**What you should do:** Lines containing the string "JSON" are to be counted. Write only how many there are.
• • • • •
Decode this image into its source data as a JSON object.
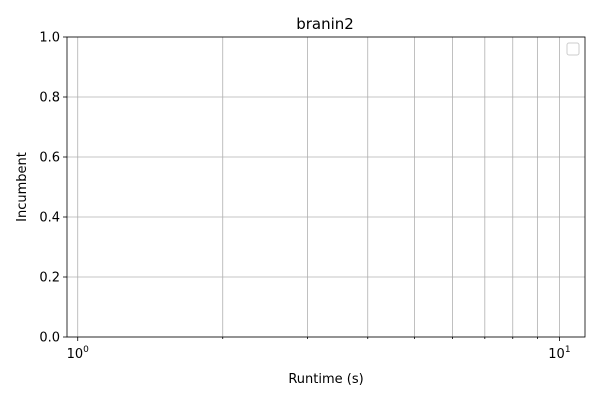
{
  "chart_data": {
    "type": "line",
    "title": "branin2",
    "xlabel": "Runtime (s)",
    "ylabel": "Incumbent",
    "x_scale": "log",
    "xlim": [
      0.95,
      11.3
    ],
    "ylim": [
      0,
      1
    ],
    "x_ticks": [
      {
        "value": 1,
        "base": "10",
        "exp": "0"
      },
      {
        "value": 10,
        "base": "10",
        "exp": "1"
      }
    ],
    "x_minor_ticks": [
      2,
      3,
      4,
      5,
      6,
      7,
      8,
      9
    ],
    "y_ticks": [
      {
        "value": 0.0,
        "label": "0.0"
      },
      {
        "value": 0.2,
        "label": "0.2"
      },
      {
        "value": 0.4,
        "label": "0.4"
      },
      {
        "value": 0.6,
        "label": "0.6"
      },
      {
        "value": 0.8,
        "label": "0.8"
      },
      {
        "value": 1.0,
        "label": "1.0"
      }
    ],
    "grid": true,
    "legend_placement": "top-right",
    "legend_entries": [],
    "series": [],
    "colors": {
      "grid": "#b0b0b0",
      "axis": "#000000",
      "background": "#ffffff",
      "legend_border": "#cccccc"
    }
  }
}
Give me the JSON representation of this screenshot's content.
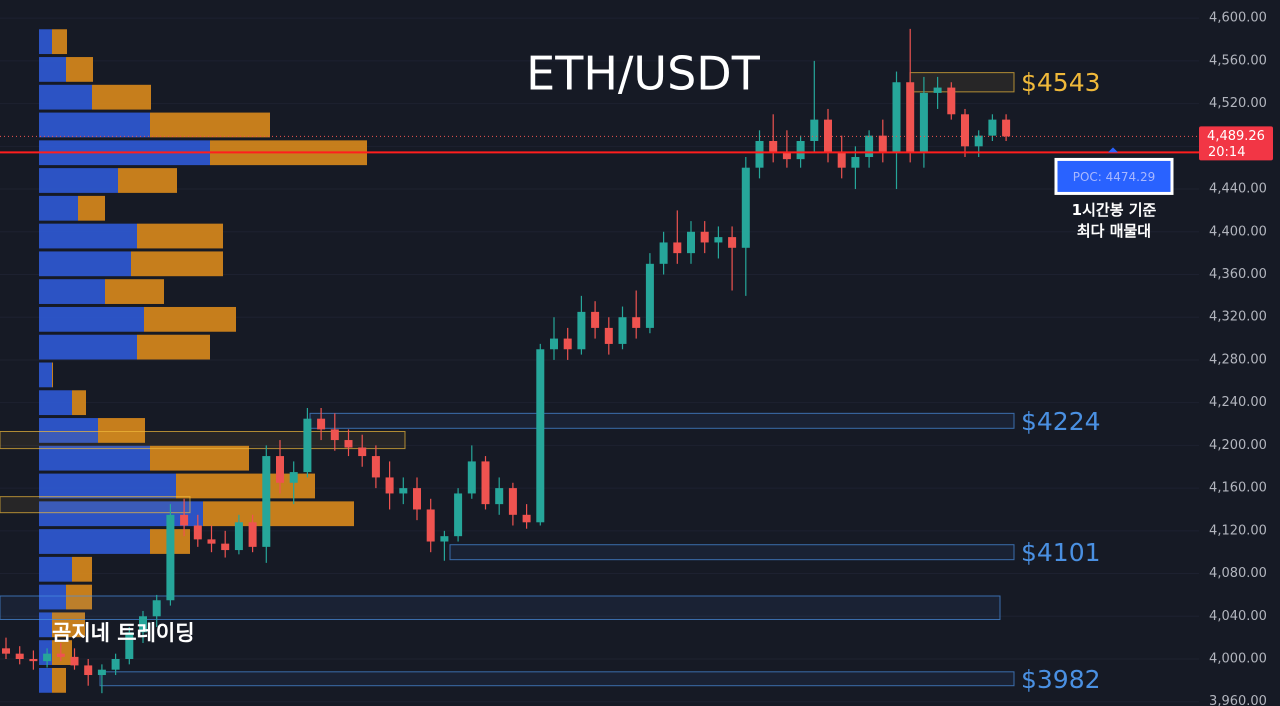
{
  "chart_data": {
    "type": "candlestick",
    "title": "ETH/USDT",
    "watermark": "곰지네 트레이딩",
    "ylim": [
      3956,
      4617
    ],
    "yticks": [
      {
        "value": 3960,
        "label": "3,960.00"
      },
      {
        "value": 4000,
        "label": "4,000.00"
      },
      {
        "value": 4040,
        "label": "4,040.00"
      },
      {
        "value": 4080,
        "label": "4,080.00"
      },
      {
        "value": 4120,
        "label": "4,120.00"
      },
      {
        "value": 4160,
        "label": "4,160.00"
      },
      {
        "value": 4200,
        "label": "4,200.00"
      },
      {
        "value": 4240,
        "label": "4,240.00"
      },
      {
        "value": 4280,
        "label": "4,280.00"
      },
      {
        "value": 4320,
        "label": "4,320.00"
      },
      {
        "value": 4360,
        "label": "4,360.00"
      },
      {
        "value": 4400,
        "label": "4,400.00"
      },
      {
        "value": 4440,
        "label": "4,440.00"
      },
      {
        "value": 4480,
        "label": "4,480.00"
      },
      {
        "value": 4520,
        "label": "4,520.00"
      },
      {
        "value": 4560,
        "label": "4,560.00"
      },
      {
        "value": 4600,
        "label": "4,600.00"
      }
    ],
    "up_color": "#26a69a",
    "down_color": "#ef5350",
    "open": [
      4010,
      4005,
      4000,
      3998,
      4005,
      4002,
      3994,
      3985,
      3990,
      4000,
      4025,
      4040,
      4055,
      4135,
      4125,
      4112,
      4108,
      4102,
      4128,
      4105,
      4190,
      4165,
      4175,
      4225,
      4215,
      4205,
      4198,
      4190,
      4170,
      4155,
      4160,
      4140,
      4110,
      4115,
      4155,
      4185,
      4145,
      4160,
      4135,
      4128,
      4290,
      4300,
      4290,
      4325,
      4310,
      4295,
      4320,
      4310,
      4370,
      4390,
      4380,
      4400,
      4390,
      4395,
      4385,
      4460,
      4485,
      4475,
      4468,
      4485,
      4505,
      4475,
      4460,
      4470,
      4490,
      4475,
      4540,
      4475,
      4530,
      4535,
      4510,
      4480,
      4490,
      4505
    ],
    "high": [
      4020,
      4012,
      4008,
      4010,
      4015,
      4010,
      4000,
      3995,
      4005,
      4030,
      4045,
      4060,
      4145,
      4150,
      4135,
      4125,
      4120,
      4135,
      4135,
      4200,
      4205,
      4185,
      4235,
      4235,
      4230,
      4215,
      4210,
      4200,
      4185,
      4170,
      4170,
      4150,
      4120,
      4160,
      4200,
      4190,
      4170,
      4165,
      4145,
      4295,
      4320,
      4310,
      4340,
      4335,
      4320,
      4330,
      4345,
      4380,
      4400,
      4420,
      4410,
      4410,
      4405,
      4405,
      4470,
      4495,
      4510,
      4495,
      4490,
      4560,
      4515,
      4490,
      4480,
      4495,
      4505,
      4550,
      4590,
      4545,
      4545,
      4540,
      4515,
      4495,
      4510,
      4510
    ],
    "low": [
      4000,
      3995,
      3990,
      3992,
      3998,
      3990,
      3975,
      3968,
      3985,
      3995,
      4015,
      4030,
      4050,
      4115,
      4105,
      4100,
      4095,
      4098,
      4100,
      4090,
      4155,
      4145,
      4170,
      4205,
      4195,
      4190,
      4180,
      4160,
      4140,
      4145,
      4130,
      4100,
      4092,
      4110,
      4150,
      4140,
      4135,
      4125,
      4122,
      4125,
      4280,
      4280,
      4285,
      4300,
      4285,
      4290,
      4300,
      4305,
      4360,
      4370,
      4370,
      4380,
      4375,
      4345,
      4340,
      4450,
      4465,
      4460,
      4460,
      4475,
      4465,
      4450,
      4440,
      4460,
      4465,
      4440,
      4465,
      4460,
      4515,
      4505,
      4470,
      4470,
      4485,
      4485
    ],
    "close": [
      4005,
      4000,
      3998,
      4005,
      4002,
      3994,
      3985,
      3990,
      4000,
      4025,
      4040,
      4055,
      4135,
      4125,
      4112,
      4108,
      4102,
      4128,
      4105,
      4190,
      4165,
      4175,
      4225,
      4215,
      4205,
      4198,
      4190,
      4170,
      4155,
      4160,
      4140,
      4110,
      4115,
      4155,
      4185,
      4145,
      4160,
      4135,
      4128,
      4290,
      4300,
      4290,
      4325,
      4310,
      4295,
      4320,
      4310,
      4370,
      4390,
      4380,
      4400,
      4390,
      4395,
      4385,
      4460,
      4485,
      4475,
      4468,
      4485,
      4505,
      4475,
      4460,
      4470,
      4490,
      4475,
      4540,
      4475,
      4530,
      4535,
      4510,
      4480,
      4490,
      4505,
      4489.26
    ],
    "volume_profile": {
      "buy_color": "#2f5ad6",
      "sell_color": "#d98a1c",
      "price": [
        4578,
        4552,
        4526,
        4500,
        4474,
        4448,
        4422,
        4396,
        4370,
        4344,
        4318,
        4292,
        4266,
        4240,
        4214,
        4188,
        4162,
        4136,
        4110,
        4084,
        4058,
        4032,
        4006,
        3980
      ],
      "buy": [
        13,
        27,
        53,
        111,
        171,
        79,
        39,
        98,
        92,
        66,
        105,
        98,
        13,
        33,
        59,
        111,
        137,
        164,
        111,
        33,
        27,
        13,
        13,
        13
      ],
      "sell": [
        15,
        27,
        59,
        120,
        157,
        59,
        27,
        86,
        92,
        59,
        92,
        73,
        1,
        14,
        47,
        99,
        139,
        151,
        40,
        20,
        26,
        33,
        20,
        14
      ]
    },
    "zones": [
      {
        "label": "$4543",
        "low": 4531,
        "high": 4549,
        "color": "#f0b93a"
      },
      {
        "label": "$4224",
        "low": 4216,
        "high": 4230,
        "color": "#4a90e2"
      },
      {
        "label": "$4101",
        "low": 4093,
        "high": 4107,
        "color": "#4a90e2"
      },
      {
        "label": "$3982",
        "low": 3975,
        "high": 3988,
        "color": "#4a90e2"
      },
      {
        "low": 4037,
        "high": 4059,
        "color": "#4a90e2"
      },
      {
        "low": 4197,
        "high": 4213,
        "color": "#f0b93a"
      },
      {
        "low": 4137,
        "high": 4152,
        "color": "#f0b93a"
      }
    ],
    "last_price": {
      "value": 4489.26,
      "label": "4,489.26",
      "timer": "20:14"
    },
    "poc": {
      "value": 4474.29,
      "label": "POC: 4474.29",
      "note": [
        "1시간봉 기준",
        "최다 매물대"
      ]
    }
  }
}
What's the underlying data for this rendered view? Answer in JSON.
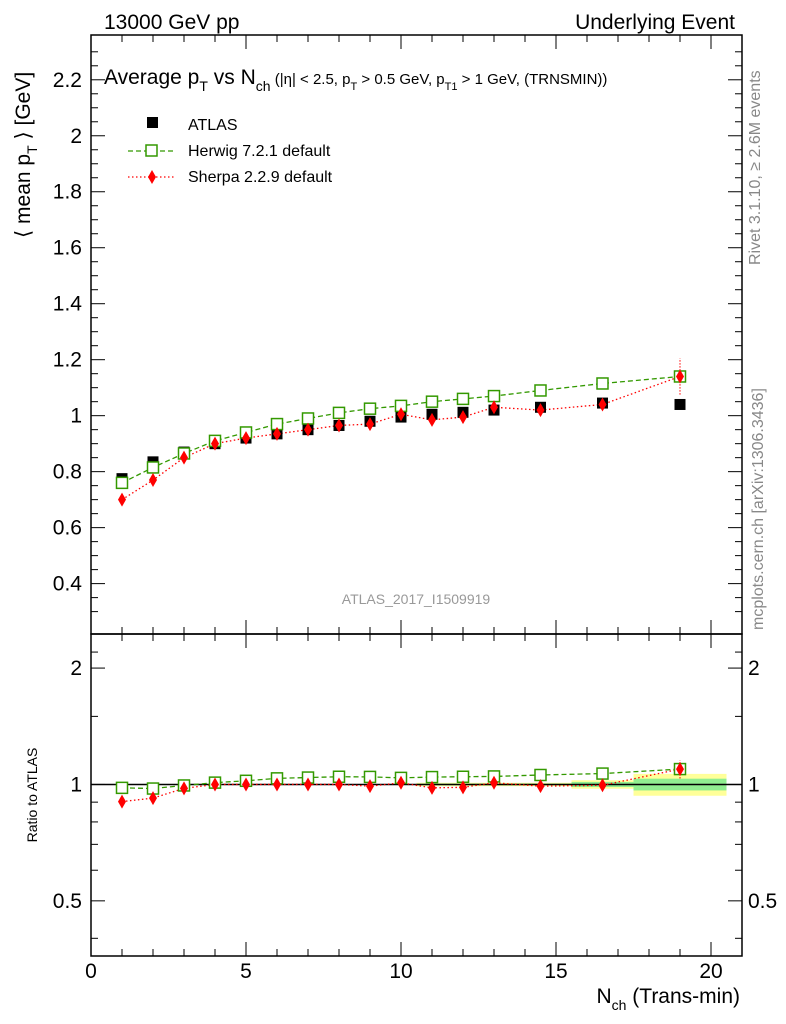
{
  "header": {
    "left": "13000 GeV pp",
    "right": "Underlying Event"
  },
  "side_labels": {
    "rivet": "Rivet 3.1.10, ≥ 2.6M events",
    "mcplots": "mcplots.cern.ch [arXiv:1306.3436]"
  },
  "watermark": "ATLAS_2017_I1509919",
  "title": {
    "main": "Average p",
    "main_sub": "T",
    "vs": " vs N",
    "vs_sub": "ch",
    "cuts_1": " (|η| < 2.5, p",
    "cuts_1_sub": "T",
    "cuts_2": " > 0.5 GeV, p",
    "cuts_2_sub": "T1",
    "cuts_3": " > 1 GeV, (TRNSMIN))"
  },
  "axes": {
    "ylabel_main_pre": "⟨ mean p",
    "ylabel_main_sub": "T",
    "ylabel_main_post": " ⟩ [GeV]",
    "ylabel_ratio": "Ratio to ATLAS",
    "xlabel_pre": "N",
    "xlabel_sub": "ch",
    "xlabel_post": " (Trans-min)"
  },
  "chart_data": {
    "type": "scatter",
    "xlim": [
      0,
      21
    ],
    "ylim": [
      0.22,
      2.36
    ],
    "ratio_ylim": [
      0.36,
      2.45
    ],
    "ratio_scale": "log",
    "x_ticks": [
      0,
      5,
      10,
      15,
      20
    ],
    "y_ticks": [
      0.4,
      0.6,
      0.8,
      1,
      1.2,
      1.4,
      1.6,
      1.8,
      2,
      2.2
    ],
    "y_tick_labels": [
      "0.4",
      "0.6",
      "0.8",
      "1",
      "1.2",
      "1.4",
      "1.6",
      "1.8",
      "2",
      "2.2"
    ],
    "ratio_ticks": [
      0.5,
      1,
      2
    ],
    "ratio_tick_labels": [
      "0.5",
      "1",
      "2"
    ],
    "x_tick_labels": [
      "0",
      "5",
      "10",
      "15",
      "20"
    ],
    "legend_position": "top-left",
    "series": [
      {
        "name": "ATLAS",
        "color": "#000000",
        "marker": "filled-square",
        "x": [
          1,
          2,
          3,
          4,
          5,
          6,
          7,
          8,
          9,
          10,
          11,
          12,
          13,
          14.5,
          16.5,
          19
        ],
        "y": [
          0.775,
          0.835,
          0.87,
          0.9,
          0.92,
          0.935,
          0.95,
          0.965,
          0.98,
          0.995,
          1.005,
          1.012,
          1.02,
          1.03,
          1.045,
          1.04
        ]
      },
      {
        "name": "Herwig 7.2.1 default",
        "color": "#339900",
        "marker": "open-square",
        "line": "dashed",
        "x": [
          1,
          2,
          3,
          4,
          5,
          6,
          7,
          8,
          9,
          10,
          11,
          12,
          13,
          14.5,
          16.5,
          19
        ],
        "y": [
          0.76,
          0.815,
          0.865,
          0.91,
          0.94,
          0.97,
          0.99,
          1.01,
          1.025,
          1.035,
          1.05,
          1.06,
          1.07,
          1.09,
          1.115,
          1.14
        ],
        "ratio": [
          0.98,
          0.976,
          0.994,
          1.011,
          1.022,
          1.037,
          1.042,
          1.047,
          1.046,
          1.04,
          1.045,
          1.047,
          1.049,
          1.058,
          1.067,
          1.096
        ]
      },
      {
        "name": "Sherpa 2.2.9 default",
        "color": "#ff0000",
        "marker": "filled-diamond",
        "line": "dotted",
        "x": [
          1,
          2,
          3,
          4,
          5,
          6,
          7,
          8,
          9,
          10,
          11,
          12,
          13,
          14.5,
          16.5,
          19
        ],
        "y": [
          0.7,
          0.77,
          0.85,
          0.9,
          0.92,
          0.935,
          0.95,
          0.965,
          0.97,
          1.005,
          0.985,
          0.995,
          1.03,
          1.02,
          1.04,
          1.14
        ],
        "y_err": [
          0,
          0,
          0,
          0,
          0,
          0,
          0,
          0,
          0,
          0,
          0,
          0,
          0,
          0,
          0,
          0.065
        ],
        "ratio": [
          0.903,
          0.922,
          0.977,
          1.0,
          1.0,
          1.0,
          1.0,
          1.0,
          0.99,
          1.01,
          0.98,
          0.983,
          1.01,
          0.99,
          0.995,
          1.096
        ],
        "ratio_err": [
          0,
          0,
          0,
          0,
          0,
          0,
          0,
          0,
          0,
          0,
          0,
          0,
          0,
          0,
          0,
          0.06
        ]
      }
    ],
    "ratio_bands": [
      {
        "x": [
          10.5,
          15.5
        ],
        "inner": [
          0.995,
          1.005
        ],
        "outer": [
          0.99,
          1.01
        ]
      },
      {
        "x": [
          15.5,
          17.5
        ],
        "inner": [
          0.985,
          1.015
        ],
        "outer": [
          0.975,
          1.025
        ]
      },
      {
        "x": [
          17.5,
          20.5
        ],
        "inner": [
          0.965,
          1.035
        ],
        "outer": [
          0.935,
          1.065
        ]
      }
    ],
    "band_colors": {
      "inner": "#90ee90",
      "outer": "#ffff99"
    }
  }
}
• • • • •
**Response to the task:** 3